* begin Source data *

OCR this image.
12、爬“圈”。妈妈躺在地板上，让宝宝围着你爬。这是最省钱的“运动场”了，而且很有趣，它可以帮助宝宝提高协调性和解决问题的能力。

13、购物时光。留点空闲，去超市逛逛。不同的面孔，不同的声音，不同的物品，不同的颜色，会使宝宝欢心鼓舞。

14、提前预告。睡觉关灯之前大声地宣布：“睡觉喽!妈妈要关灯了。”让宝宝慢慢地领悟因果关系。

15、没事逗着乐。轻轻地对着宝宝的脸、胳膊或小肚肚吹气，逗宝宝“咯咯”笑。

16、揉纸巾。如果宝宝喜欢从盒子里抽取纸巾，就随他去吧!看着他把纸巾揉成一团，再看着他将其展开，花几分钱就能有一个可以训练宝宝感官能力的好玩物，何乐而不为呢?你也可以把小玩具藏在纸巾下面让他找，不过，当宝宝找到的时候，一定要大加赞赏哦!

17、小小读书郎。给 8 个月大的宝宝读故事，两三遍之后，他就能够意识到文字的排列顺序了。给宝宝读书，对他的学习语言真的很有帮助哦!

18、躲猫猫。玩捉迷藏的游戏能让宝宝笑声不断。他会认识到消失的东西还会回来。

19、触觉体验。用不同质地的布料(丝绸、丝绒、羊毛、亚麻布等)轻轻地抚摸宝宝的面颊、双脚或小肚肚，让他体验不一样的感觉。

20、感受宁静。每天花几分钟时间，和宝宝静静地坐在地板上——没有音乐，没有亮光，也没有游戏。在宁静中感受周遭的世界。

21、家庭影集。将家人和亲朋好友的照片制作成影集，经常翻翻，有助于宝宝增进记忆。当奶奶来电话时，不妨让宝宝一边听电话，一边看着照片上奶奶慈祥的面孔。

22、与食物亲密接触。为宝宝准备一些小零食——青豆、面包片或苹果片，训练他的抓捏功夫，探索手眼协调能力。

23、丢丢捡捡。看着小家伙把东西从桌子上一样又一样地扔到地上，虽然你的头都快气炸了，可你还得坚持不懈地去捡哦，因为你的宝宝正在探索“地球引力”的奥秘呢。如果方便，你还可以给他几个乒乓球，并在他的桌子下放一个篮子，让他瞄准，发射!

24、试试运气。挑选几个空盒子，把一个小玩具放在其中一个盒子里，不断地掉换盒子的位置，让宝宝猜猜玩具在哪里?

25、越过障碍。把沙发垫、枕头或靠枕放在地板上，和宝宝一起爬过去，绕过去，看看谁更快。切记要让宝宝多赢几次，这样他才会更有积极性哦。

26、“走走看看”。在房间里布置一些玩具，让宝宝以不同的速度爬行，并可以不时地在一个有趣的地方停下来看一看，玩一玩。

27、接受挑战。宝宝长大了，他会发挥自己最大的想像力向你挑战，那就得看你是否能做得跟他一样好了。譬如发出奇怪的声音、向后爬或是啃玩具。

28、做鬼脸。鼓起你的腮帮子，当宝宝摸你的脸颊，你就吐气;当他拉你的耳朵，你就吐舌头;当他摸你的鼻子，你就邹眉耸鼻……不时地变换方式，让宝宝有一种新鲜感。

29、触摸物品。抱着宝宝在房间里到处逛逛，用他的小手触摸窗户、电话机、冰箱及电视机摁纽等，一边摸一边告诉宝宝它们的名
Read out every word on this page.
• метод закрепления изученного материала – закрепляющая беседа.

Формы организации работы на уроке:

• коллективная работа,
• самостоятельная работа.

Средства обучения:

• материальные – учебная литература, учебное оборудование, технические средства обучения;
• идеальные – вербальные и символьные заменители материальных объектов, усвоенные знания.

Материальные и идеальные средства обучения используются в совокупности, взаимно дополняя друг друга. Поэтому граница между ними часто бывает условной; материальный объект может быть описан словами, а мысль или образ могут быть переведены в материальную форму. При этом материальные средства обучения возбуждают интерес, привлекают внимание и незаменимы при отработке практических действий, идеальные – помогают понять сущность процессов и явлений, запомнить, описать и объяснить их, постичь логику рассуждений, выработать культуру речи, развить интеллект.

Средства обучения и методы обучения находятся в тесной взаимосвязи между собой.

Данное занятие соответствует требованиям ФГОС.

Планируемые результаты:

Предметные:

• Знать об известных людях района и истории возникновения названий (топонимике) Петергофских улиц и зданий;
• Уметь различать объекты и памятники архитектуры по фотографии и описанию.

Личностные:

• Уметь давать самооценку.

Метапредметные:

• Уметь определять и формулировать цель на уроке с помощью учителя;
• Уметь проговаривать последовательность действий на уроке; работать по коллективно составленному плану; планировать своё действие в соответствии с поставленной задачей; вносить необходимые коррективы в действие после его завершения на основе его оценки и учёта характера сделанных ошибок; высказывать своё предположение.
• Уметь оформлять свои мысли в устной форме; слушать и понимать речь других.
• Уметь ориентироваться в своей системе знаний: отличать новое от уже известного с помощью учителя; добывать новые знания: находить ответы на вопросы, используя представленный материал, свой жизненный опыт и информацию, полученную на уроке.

* end Source data *

| Aim |
Every line in the data above that contains "учителя" needs to be copied.

| Written answer |
• Уметь определять и формулировать цель на уроке с помощью учителя;
• Уметь ориентироваться в своей системе знаний: отличать новое от уже известного с помощью учителя; добывать новые знания: находить ответы на вопросы, используя представленный материал, свой жизненный опыт и информацию, полученную на уроке.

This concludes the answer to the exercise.